> [Requirements] Retype each record below word for word. Leave the pictures out.

____________________

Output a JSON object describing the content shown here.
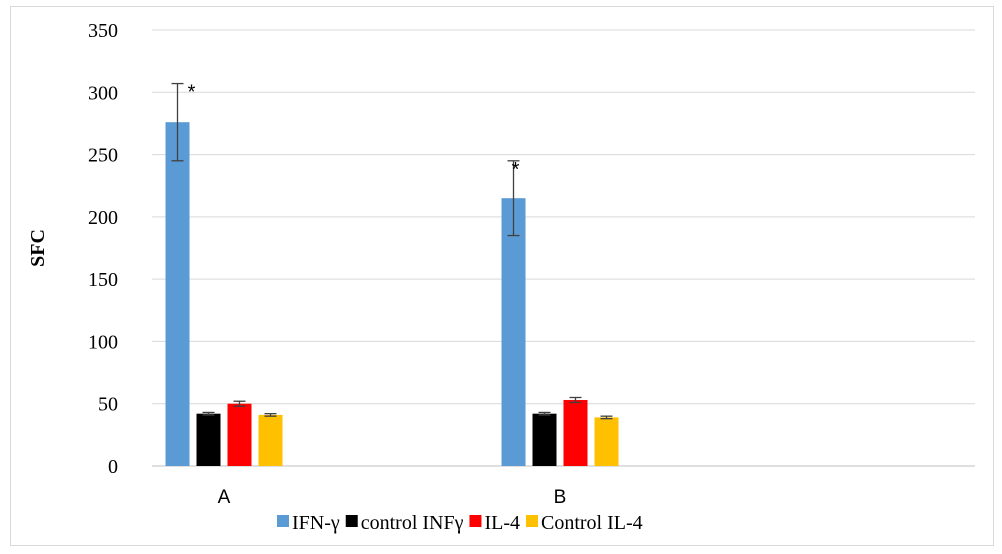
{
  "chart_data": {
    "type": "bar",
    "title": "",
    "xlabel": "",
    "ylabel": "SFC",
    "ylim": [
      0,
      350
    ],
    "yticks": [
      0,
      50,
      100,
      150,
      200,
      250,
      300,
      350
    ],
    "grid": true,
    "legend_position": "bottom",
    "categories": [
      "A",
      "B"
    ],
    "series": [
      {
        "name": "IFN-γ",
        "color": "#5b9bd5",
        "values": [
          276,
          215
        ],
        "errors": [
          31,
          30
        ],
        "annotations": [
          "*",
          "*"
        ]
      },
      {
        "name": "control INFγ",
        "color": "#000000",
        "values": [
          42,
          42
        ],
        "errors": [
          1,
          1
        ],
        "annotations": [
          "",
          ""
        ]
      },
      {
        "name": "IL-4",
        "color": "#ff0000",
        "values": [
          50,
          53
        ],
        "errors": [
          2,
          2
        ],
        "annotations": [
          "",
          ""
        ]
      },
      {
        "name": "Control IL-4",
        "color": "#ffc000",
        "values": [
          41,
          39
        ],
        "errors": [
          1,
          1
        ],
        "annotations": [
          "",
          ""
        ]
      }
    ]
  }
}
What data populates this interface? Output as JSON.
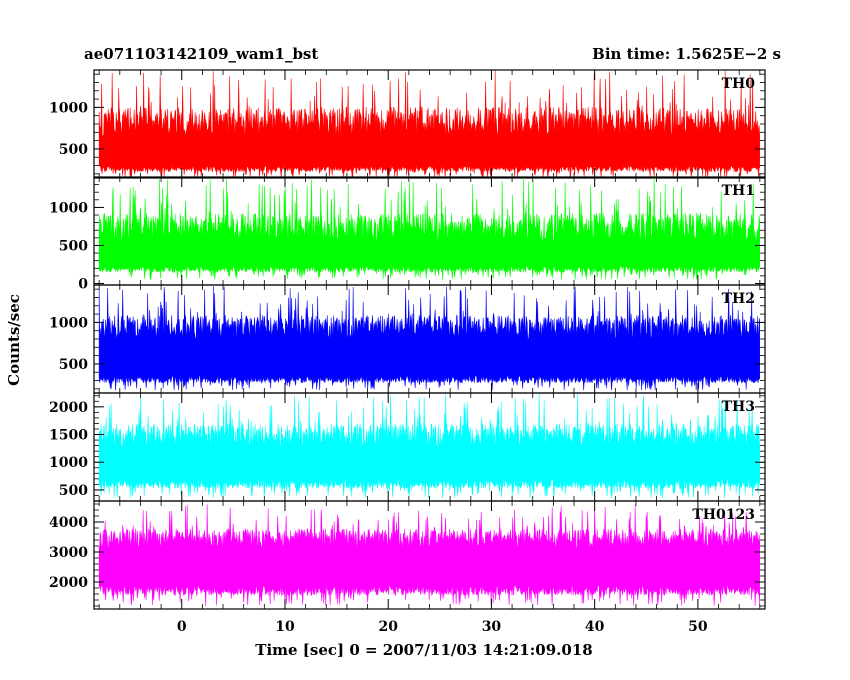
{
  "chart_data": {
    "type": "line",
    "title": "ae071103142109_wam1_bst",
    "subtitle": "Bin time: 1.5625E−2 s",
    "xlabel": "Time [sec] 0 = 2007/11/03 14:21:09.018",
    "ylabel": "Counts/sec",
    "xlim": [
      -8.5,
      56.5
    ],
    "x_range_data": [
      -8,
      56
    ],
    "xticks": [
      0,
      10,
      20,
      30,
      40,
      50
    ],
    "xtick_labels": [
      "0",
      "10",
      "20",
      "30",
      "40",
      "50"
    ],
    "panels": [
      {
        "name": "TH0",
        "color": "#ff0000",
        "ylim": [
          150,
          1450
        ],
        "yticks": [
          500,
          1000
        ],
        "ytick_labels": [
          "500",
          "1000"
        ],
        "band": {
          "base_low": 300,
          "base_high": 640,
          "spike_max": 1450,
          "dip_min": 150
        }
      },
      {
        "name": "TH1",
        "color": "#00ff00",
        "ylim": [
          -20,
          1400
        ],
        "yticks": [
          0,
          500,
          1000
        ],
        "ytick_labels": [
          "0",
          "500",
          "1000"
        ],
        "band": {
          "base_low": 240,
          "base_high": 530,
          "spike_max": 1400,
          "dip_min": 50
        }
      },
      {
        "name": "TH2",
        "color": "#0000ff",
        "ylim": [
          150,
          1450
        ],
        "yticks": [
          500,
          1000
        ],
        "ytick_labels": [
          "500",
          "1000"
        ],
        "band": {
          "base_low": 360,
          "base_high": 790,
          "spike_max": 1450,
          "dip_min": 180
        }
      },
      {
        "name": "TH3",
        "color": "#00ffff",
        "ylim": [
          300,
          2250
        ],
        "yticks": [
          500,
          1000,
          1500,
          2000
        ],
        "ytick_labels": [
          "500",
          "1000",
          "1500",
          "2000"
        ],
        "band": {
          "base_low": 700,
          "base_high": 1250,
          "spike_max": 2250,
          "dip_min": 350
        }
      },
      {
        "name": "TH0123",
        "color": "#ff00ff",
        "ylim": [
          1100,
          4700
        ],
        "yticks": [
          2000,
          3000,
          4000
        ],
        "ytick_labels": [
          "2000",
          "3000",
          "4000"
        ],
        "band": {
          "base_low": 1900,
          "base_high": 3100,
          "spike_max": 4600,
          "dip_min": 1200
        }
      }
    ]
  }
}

____________________

> [Written response]
Output a JSON object describing the content shown here.
{
  "chart_data": {
    "type": "bar",
    "title": "",
    "xlabel": "",
    "ylabel": "SFC",
    "ylim": [
      0,
      350
    ],
    "yticks": [
      0,
      50,
      100,
      150,
      200,
      250,
      300,
      350
    ],
    "grid": true,
    "legend_position": "bottom",
    "categories": [
      "A",
      "B"
    ],
    "series": [
      {
        "name": "IFN-γ",
        "color": "#5b9bd5",
        "values": [
          276,
          215
        ],
        "errors": [
          31,
          30
        ],
        "annotations": [
          "*",
          "*"
        ]
      },
      {
        "name": "control INFγ",
        "color": "#000000",
        "values": [
          42,
          42
        ],
        "errors": [
          1,
          1
        ],
        "annotations": [
          "",
          ""
        ]
      },
      {
        "name": "IL-4",
        "color": "#ff0000",
        "values": [
          50,
          53
        ],
        "errors": [
          2,
          2
        ],
        "annotations": [
          "",
          ""
        ]
      },
      {
        "name": "Control IL-4",
        "color": "#ffc000",
        "values": [
          41,
          39
        ],
        "errors": [
          1,
          1
        ],
        "annotations": [
          "",
          ""
        ]
      }
    ]
  }
}
What data populates this interface? Output as JSON.
{
  "chart_data": {
    "type": "line",
    "title": "ae071103142109_wam1_bst",
    "subtitle": "Bin time: 1.5625E−2 s",
    "xlabel": "Time [sec] 0 = 2007/11/03 14:21:09.018",
    "ylabel": "Counts/sec",
    "xlim": [
      -8.5,
      56.5
    ],
    "x_range_data": [
      -8,
      56
    ],
    "xticks": [
      0,
      10,
      20,
      30,
      40,
      50
    ],
    "xtick_labels": [
      "0",
      "10",
      "20",
      "30",
      "40",
      "50"
    ],
    "panels": [
      {
        "name": "TH0",
        "color": "#ff0000",
        "ylim": [
          150,
          1450
        ],
        "yticks": [
          500,
          1000
        ],
        "ytick_labels": [
          "500",
          "1000"
        ],
        "band": {
          "base_low": 300,
          "base_high": 640,
          "spike_max": 1450,
          "dip_min": 150
        }
      },
      {
        "name": "TH1",
        "color": "#00ff00",
        "ylim": [
          -20,
          1400
        ],
        "yticks": [
          0,
          500,
          1000
        ],
        "ytick_labels": [
          "0",
          "500",
          "1000"
        ],
        "band": {
          "base_low": 240,
          "base_high": 530,
          "spike_max": 1400,
          "dip_min": 50
        }
      },
      {
        "name": "TH2",
        "color": "#0000ff",
        "ylim": [
          150,
          1450
        ],
        "yticks": [
          500,
          1000
        ],
        "ytick_labels": [
          "500",
          "1000"
        ],
        "band": {
          "base_low": 360,
          "base_high": 790,
          "spike_max": 1450,
          "dip_min": 180
        }
      },
      {
        "name": "TH3",
        "color": "#00ffff",
        "ylim": [
          300,
          2250
        ],
        "yticks": [
          500,
          1000,
          1500,
          2000
        ],
        "ytick_labels": [
          "500",
          "1000",
          "1500",
          "2000"
        ],
        "band": {
          "base_low": 700,
          "base_high": 1250,
          "spike_max": 2250,
          "dip_min": 350
        }
      },
      {
        "name": "TH0123",
        "color": "#ff00ff",
        "ylim": [
          1100,
          4700
        ],
        "yticks": [
          2000,
          3000,
          4000
        ],
        "ytick_labels": [
          "2000",
          "3000",
          "4000"
        ],
        "band": {
          "base_low": 1900,
          "base_high": 3100,
          "spike_max": 4600,
          "dip_min": 1200
        }
      }
    ]
  }
}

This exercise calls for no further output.